======== ROWS ========

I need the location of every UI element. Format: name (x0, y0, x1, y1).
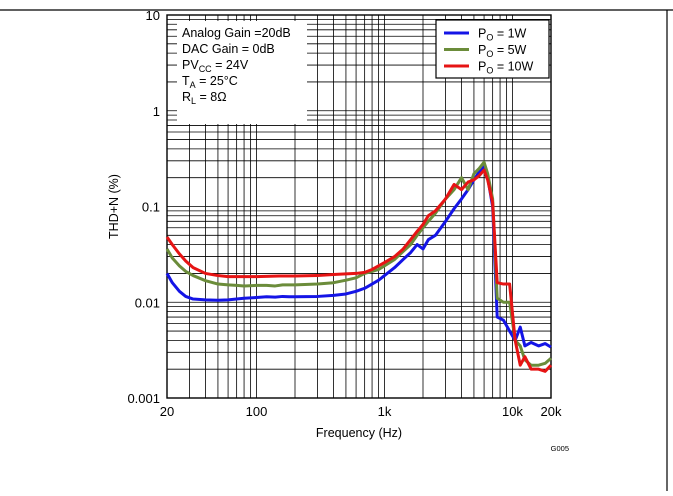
condition-subscript: L (191, 96, 196, 106)
conditions-background (177, 21, 307, 124)
legend-label-tail: = 10W (493, 60, 533, 74)
conditions-box: Analog Gain =20dB DAC Gain = 0dB PVCC = 24… (177, 21, 307, 124)
x-tick-label: 20 (160, 404, 174, 419)
y-tick-label: 10 (146, 8, 160, 23)
y-tick-label: 1 (153, 104, 160, 119)
condition-main-text: PV (182, 58, 199, 72)
plot-border (166, 14, 552, 399)
legend-label-2: PO = 5W (478, 43, 527, 59)
condition-line-4: TA = 25°C (182, 74, 238, 90)
legend-label-main: P (478, 60, 486, 74)
series-line-2 (165, 160, 552, 367)
x-axis-label: Frequency (Hz) (316, 426, 402, 440)
condition-line-1: Analog Gain =20dB (182, 26, 291, 40)
legend-label-tail: = 5W (493, 43, 526, 57)
series-line-1 (165, 165, 552, 349)
legend-label-tail: = 1W (493, 27, 526, 41)
y-tick-label: 0.001 (127, 391, 160, 406)
legend-label-subscript: O (486, 66, 493, 76)
condition-main-text: T (182, 74, 190, 88)
legend-label-subscript: O (486, 49, 493, 59)
x-tick-label: 10k (502, 404, 523, 419)
condition-main-text: R (182, 90, 191, 104)
condition-line-5: RL = 8Ω (182, 90, 227, 106)
condition-tail-text: = 25°C (196, 74, 238, 88)
x-tick-label: 100 (246, 404, 268, 419)
condition-main-text: DAC Gain = 0dB (182, 42, 275, 56)
condition-line-3: PVCC = 24V (182, 58, 249, 74)
legend-label-main: P (478, 27, 486, 41)
x-tick-label: 20k (541, 404, 562, 419)
legend-label-3: PO = 10W (478, 60, 534, 76)
condition-line-2: DAC Gain = 0dB (182, 42, 275, 56)
y-axis-label: THD+N (%) (107, 174, 121, 239)
y-tick-label: 0.01 (135, 295, 160, 310)
condition-tail-text: = 24V (212, 58, 249, 72)
x-tick-label: 1k (378, 404, 392, 419)
series-layer (165, 160, 553, 373)
condition-subscript: A (190, 80, 196, 90)
condition-main-text: Analog Gain =20dB (182, 26, 291, 40)
axes-layer: 20 100 1k 10k 20k 0.001 0.01 0.1 1 10 Frequency (H… (107, 8, 569, 453)
condition-tail-text: = 8Ω (196, 90, 227, 104)
legend-label-subscript: O (486, 33, 493, 43)
legend-label-main: P (478, 43, 486, 57)
legend-label-1: PO = 1W (478, 27, 527, 43)
condition-subscript: CC (199, 64, 212, 74)
figure-code: G005 (551, 444, 569, 453)
series-line-3 (165, 168, 553, 373)
y-tick-label: 0.1 (142, 200, 160, 215)
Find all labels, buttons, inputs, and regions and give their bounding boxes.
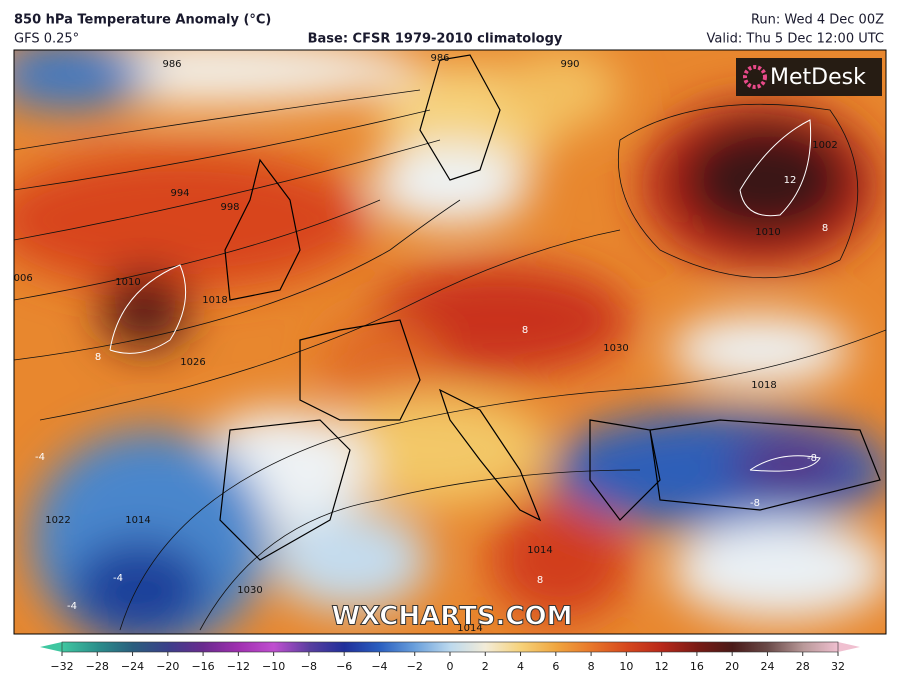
anomaly-label: 8 [822,223,828,234]
colorbar-segment [414,642,451,652]
anomaly-label: 8 [522,325,528,336]
colorbar-segment [555,642,592,652]
colorbar-segment [344,642,380,652]
colorbar: −32 −28 −24 −20 −16 −12 −10 −8 −6 −4 −2 0 2 4 6 8 10 12 16… [40,641,860,673]
base: Base: CFSR 1979-2010 climatology [308,32,563,47]
colorbar-tick-label: 32 [831,660,845,673]
colorbar-end-left [40,642,62,652]
title: 850 hPa Temperature Anomaly (°C) [14,13,271,28]
colorbar-tick-label: 12 [655,660,669,673]
isobar-label: 1010 [115,277,140,288]
colorbar-tick-label: −24 [121,660,144,673]
colorbar-segment [732,642,768,652]
colorbar-segment [767,642,804,652]
colorbar-segment [308,642,345,652]
colorbar-segment [520,642,557,652]
colorbar-tick-label: −2 [407,660,423,673]
colorbar-tick-label: −20 [156,660,179,673]
isobar-label: 1018 [202,295,227,306]
isobar-label: 1014 [125,515,150,526]
colorbar-segment [802,642,839,652]
colorbar-tick-label: −6 [336,660,352,673]
colorbar-segment [273,642,310,652]
logo-box [736,58,882,96]
anomaly-label: -4 [67,601,77,612]
isobar-label: 1026 [180,357,205,368]
colorbar-tick-label: 2 [482,660,489,673]
anomaly-label: 8 [537,575,543,586]
model: GFS 0.25° [14,32,79,47]
isobar-label: 1022 [45,515,70,526]
colorbar-tick-label: −16 [191,660,214,673]
colorbar-tick-label: 10 [619,660,633,673]
isobar-label: 986 [162,59,181,70]
isobar-label: 1018 [751,380,776,391]
colorbar-segment [591,642,627,652]
colorbar-tick-label: −12 [227,660,250,673]
colorbar-tick-label: 0 [447,660,454,673]
isobar-label: 1030 [603,343,628,354]
isobar-label: 990 [560,59,579,70]
run: Run: Wed 4 Dec 00Z [751,13,884,28]
anomaly-label: 12 [784,175,797,186]
coastlines [219,54,881,561]
colorbar-tick-label: 4 [517,660,524,673]
isobar-label: 1006 [7,273,32,284]
isobar-label: 986 [430,53,449,64]
contour-labels: 986 986 990 994 998 1002 1006 1010 1018 1026 1030 1… [7,53,838,634]
colorbar-end-right [838,642,860,652]
isobar-label: 998 [220,202,239,213]
colorbar-tick-label: 8 [588,660,595,673]
colorbar-segment [132,642,169,652]
colorbar-tick-label: −4 [371,660,387,673]
colorbar-tick-label: −10 [262,660,285,673]
colorbar-segment [626,642,663,652]
colorbar-segment [696,642,733,652]
watermark: WXCHARTS.COM [331,602,572,632]
anomaly-contours [109,119,821,472]
colorbar-tick-label: −8 [301,660,317,673]
logo-icon [743,65,767,89]
colorbar-tick-label: 16 [690,660,704,673]
colorbar-segment [379,642,416,652]
anomaly-label: -4 [113,573,123,584]
map-frame [13,49,887,635]
anomaly-label: -8 [807,453,817,464]
colorbar-segment [97,642,134,652]
colorbar-tick-label: 20 [725,660,739,673]
isobar-label: 1010 [755,227,780,238]
anomaly-label: 8 [95,352,101,363]
isobar-label: 994 [170,188,189,199]
colorbar-segment [167,642,204,652]
isobar-label: 1030 [237,585,262,596]
valid: Valid: Thu 5 Dec 12:00 UTC [707,32,884,47]
anomaly-label: -4 [35,452,45,463]
colorbar-tick-label: 24 [760,660,774,673]
isobar-label: 1002 [812,140,837,151]
colorbar-segment [661,642,698,652]
colorbar-tick-label: −32 [50,660,73,673]
map: 986 986 990 994 998 1002 1006 1010 1018 1026 1030 1… [7,50,886,634]
anomaly-field [14,50,886,634]
isobars [14,89,886,631]
colorbar-segment [485,642,522,652]
colorbar-segment [203,642,239,652]
anomaly-label: -8 [750,498,760,509]
colorbar-tick-label: −28 [86,660,109,673]
logo: MetDesk [770,65,866,90]
colorbar-segment [62,642,98,652]
colorbar-tick-label: 6 [552,660,559,673]
isobar-label: 1014 [457,623,482,634]
colorbar-segment [450,642,486,652]
isobar-label: 1014 [527,545,552,556]
colorbar-segment [238,642,275,652]
colorbar-tick-label: 28 [796,660,810,673]
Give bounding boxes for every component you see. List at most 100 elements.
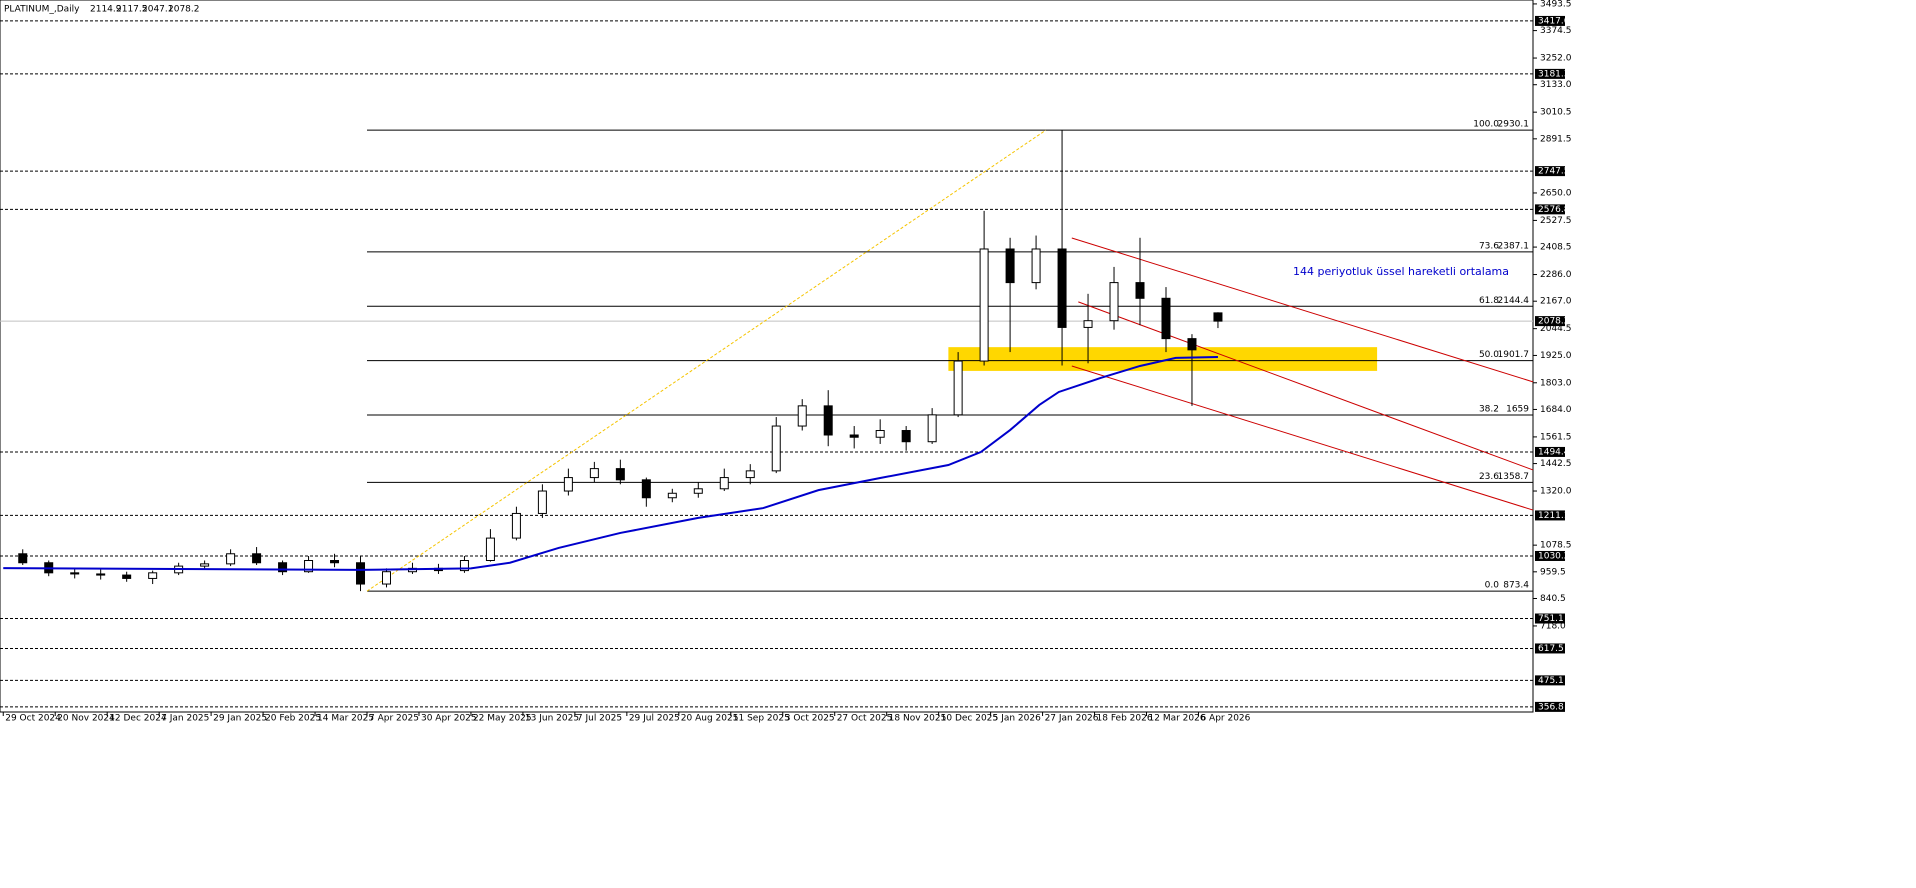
- candle-body: [641, 479, 651, 499]
- candle-body: [537, 490, 547, 514]
- candle-body: [252, 553, 262, 564]
- candle-body: [823, 405, 833, 436]
- y-tick-label: 3133.0: [1540, 80, 1572, 90]
- fib-price: 1358.7: [1498, 472, 1530, 482]
- candle-body: [1109, 282, 1119, 322]
- x-tick-label: 20 Aug 2025: [681, 714, 739, 724]
- candle-body: [693, 488, 703, 494]
- y-tick-label: 2167.0: [1540, 297, 1572, 307]
- price-box: [1535, 316, 1565, 327]
- fib-price: 1901.7: [1498, 350, 1530, 360]
- level-box: [1535, 613, 1565, 624]
- candle-body: [122, 574, 132, 579]
- y-tick-label: 718.0: [1540, 621, 1566, 631]
- y-tick-label: 3374.5: [1540, 26, 1572, 36]
- candle-body: [330, 560, 340, 564]
- candle-body: [667, 492, 677, 499]
- y-tick-label: 2527.5: [1540, 216, 1572, 226]
- x-tick-label: 12 Mar 2026: [1149, 714, 1206, 724]
- candle-body: [875, 430, 885, 438]
- fib-ratio: 38.2: [1479, 405, 1499, 415]
- x-tick-label: 11 Sep 2025: [733, 714, 790, 724]
- level-box: [1535, 675, 1565, 686]
- candle-body: [70, 572, 80, 575]
- x-tick-label: 7 Apr 2025: [369, 714, 419, 724]
- fib-ratio: 50.0: [1479, 350, 1499, 360]
- candle-body: [381, 571, 391, 585]
- candle-body: [771, 425, 781, 472]
- level-label: 475.1: [1538, 676, 1564, 686]
- candle-body: [459, 560, 469, 572]
- fib-ratio: 73.6: [1479, 241, 1499, 251]
- x-tick-label: 12 Dec 2024: [109, 714, 167, 724]
- ema-line: [3, 356, 1218, 571]
- candle-body: [485, 537, 495, 562]
- candle-body: [1187, 338, 1197, 351]
- x-tick-label: 18 Nov 2025: [889, 714, 947, 724]
- fib-price: 873.4: [1503, 581, 1529, 591]
- channel-line: [1078, 301, 1534, 471]
- candle-body: [356, 562, 366, 585]
- channel-line: [1071, 237, 1534, 383]
- x-tick-label: 22 May 2025: [473, 714, 532, 724]
- candle-body: [18, 553, 28, 564]
- x-tick-label: 27 Oct 2025: [837, 714, 893, 724]
- x-tick-label: 27 Jan 2026: [1045, 714, 1099, 724]
- header-open: 2114.9: [90, 5, 122, 15]
- x-tick-label: 20 Feb 2025: [265, 714, 321, 724]
- candle-body: [1083, 320, 1093, 328]
- plot-frame: [0, 0, 1534, 713]
- fib-ratio: 23.6: [1479, 472, 1499, 482]
- y-tick-label: 1803.0: [1540, 378, 1572, 388]
- x-tick-label: 7 Jan 2025: [161, 714, 209, 724]
- candle-body: [1031, 248, 1041, 284]
- header-high: 2117.5: [116, 5, 148, 15]
- fib-price: 1659: [1506, 405, 1529, 415]
- candle-body: [511, 512, 521, 539]
- y-tick-label: 2286.0: [1540, 270, 1572, 280]
- x-tick-label: 29 Oct 2024: [5, 714, 61, 724]
- candle-body: [615, 468, 625, 481]
- candle-body: [96, 573, 106, 576]
- level-label: 617.5: [1538, 644, 1564, 654]
- level-box: [1535, 701, 1565, 712]
- level-box: [1535, 15, 1565, 26]
- level-box: [1535, 166, 1565, 177]
- y-tick-label: 1925.0: [1540, 351, 1572, 361]
- x-tick-label: 30 Apr 2025: [421, 714, 477, 724]
- level-box: [1535, 446, 1565, 457]
- trend-line: [366, 129, 1047, 592]
- y-tick-label: 3010.5: [1540, 108, 1572, 118]
- candle-body: [563, 477, 573, 492]
- level-box: [1535, 204, 1565, 215]
- candle-body: [1135, 282, 1145, 299]
- channel-line: [1071, 365, 1534, 511]
- candle-body: [901, 430, 911, 443]
- candle-body: [200, 563, 210, 567]
- level-box: [1535, 643, 1565, 654]
- y-tick-label: 2650.0: [1540, 188, 1572, 198]
- y-tick-label: 3493.5: [1540, 0, 1572, 9]
- x-tick-label: 10 Dec 2025: [941, 714, 999, 724]
- x-tick-label: 18 Feb 2026: [1097, 714, 1153, 724]
- x-tick-label: 6 Apr 2026: [1200, 714, 1250, 724]
- fib-price: 2144.4: [1498, 296, 1530, 306]
- level-label: 2747.5: [1538, 167, 1570, 177]
- x-tick-label: 3 Oct 2025: [785, 714, 835, 724]
- x-tick-label: 29 Jul 2025: [629, 714, 680, 724]
- y-tick-label: 840.5: [1540, 594, 1566, 604]
- candle-body: [1213, 312, 1223, 322]
- level-box: [1535, 510, 1565, 521]
- x-tick-label: 20 Nov 2024: [57, 714, 115, 724]
- candle-body: [1161, 297, 1171, 340]
- candle-body: [226, 553, 236, 565]
- level-box: [1535, 550, 1565, 561]
- candle-body: [849, 434, 859, 438]
- y-tick-label: 1078.5: [1540, 541, 1572, 551]
- y-tick-label: 1442.5: [1540, 459, 1572, 469]
- level-label: 1030.2: [1538, 551, 1570, 561]
- fib-price: 2930.1: [1498, 120, 1530, 130]
- level-label: 3181.3: [1538, 69, 1570, 79]
- level-label: 3417.6: [1538, 16, 1570, 26]
- candle-body: [953, 360, 963, 416]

========

DO THIS: Reproduce everything in the records from the line containing "- candle-body: [641, 479, 651, 499]" down to the line containing "- fib-price: 1358.7: [1498, 472, 1530, 482]", both ends included, with every line copied unchanged.

THE OUTPUT:
- candle-body: [641, 479, 651, 499]
- candle-body: [537, 490, 547, 514]
- candle-body: [252, 553, 262, 564]
- candle-body: [823, 405, 833, 436]
- y-tick-label: 3133.0: [1540, 80, 1572, 90]
- fib-price: 1358.7: [1498, 472, 1530, 482]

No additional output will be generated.